───── Selection ─────

Library unicode
Library methods for handling unicode strings.
Author:
Copyright © Same as Nmap--See https://nmap.org/book/man-legal.html
Source: https://svn.nmap.org/nmap/nselib/unicode.lua
Functions
- chardet (buf, len)
Determine (poorly) the character encoding of a string
- cp437_dec (buf, pos)
Decodes a CP437 character
- cp437_enc (cp)
Encode a Unicode code point to CP437
- decode (buf, decoder, bigendian)
Decode a buffer containing Unicode data.
- encode (list, encoder, bigendian)
Encode a list of Unicode code points
- transcode (buf, decoder, encoder, bigendian_dec, bigendian_enc)
Transcode a string from one format to another
- utf16_dec (buf, pos, bigendian)
Decodes a UTF-16 character.
- utf16_enc (cp, bigendian)
Encode a Unicode code point to UTF-16. See RFC 2781.
- utf16to8 (from)

─────

#### Objectives:
**1.** Please print the unicode library page from "Decodes a CP437" to "utf16_enc (cp, bigendian)".
**2.** Which RFC does the unicode library page cite for encoding a Unicode code point to UTF-16?

───── Records ─────

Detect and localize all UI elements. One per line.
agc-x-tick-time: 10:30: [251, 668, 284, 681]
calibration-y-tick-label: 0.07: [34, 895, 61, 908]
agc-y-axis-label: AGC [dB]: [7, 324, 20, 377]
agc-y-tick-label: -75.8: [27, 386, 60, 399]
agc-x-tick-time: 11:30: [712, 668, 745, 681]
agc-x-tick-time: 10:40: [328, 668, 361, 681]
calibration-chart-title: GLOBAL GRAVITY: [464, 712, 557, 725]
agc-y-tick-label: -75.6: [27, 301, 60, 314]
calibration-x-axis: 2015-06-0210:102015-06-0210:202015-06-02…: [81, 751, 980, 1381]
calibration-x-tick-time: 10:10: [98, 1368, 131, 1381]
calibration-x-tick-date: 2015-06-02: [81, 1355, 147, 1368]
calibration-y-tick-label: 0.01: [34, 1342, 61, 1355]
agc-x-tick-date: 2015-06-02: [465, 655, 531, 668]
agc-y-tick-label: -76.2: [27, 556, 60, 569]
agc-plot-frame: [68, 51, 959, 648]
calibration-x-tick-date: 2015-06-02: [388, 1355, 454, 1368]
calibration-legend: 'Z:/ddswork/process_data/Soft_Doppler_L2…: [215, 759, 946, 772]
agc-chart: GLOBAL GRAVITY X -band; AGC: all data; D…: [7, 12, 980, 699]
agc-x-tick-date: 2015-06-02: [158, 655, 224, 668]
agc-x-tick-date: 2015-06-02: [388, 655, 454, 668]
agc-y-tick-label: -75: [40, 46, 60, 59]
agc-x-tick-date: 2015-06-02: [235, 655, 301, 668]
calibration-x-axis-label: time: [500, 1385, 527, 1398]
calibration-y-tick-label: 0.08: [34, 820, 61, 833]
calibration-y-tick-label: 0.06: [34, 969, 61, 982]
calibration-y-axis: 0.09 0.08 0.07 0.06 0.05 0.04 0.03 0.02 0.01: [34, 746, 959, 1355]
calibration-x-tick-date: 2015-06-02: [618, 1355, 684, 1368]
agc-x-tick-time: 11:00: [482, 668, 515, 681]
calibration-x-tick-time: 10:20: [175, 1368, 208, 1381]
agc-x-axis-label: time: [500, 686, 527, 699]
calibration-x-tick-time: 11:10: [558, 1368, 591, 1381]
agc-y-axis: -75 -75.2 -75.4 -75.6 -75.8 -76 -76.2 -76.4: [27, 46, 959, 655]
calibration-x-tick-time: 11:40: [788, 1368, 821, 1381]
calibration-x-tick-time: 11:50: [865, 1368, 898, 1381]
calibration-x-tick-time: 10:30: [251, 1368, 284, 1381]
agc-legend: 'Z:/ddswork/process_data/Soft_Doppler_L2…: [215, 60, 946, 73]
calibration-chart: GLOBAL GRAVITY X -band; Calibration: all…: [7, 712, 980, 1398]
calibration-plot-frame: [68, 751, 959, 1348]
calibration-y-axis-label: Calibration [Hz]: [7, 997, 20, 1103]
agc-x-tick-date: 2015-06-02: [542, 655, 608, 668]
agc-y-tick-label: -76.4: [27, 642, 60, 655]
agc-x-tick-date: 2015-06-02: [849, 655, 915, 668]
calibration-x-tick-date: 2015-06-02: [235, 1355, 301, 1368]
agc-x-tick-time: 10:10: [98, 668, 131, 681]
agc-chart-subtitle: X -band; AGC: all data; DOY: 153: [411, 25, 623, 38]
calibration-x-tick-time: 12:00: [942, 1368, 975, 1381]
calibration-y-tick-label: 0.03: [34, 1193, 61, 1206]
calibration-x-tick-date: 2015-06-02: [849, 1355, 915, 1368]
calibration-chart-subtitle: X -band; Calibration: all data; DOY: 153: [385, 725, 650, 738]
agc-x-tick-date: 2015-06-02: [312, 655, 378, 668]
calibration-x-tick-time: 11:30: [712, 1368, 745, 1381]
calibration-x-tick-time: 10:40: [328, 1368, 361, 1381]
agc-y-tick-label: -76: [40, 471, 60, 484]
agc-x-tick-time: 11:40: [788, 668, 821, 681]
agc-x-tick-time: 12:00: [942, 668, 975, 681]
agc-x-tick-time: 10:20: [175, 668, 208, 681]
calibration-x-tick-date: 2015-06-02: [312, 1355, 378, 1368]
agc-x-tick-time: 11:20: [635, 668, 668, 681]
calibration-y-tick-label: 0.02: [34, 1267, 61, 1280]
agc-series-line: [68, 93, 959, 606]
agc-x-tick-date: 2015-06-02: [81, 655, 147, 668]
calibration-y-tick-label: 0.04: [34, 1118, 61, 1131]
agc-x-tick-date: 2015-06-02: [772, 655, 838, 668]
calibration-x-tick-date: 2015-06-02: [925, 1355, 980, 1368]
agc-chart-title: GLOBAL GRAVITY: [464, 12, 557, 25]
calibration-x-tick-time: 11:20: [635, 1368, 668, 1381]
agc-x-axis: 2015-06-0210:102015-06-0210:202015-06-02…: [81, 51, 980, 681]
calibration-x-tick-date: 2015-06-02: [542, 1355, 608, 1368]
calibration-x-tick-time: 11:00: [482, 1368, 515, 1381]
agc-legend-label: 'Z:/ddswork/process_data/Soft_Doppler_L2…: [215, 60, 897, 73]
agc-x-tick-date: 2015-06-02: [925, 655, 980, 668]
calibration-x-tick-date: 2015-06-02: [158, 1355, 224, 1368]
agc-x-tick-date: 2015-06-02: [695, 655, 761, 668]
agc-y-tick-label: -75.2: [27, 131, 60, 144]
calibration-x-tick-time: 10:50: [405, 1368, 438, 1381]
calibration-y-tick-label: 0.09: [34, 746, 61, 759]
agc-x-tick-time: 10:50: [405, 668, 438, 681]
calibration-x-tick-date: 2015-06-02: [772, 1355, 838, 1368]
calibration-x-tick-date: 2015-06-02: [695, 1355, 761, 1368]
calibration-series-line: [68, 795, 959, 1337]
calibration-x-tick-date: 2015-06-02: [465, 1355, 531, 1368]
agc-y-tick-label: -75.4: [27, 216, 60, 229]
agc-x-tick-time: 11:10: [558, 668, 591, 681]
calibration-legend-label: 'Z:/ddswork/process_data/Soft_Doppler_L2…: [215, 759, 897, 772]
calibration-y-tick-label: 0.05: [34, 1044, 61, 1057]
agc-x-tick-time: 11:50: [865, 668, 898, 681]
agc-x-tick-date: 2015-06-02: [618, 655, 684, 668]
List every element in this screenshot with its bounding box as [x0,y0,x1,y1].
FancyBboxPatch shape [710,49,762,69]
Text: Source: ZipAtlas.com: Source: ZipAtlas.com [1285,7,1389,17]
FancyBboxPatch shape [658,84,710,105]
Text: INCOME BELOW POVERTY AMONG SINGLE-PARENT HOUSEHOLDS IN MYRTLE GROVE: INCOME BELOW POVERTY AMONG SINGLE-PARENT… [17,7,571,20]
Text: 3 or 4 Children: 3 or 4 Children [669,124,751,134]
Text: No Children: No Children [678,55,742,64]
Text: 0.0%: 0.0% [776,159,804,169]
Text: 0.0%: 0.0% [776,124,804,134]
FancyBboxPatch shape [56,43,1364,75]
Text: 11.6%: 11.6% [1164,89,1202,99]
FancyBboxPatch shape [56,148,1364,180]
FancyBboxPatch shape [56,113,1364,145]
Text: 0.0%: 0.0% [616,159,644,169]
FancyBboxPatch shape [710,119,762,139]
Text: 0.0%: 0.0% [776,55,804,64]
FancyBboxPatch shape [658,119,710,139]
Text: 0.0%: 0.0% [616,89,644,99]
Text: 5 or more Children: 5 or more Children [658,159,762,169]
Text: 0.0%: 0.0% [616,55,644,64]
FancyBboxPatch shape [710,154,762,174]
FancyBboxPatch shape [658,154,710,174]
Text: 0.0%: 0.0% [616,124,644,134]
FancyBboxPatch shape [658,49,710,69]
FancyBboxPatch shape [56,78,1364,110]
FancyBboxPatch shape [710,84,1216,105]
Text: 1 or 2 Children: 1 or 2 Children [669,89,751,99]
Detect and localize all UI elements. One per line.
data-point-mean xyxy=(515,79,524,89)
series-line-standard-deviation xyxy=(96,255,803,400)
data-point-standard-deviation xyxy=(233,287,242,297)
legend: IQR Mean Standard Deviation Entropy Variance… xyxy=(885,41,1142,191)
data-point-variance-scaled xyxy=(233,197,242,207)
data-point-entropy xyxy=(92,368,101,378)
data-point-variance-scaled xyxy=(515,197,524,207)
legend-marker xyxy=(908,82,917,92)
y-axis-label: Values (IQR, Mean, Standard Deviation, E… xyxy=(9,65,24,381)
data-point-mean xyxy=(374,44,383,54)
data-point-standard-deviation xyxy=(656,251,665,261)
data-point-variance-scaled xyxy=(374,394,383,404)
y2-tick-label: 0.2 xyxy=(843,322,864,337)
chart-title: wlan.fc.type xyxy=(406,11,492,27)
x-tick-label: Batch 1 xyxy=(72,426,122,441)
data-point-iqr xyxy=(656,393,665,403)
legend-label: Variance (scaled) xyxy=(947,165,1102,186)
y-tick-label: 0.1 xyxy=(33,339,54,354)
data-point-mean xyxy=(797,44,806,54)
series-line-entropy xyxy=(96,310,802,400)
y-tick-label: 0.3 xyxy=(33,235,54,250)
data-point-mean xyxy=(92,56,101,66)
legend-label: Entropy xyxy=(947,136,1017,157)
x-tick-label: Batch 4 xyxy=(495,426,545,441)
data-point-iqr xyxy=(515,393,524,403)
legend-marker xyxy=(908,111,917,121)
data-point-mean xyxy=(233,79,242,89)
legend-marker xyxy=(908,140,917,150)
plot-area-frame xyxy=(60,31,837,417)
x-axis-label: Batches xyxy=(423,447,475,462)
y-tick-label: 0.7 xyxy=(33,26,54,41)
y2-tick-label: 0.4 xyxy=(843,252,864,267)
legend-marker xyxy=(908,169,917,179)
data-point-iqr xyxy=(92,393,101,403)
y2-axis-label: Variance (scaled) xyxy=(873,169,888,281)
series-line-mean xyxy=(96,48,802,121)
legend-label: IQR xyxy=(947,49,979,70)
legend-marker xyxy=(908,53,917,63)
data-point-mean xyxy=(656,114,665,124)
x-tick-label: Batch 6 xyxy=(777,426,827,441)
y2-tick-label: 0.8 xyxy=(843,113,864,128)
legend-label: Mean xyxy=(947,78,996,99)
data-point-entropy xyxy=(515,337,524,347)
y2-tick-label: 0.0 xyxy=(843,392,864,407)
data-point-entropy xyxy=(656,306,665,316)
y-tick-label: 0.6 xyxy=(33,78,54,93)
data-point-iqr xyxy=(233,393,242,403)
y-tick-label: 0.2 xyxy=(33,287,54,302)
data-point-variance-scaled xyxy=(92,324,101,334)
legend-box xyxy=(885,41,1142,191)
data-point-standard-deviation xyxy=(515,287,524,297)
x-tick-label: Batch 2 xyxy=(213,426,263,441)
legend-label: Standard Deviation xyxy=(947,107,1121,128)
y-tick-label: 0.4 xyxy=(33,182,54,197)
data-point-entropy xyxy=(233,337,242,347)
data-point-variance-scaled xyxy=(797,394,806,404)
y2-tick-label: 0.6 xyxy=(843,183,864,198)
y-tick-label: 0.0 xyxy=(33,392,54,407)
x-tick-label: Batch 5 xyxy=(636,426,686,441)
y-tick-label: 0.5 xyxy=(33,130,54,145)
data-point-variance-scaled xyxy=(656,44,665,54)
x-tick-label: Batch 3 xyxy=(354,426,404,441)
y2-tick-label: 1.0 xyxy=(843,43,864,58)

─────

#### Results by task:
**1.**
Decodes a CP437 character
- cp437_enc (cp)
Encode a Unicode code point to CP437
- decode (buf, decoder, bigendian)
Decode a buffer containing Unicode data.
- encode (list, encoder, bigendian)
Encode a list of Unicode code points
- transcode (buf, decoder, encoder, bigendian_dec, bigendian_enc)
Transcode a string from one format to another
- utf16_dec (buf, pos, bigendian)
Decodes a UTF-16 character.
- utf16_enc (cp, bigendian)

**2.** RFC 2781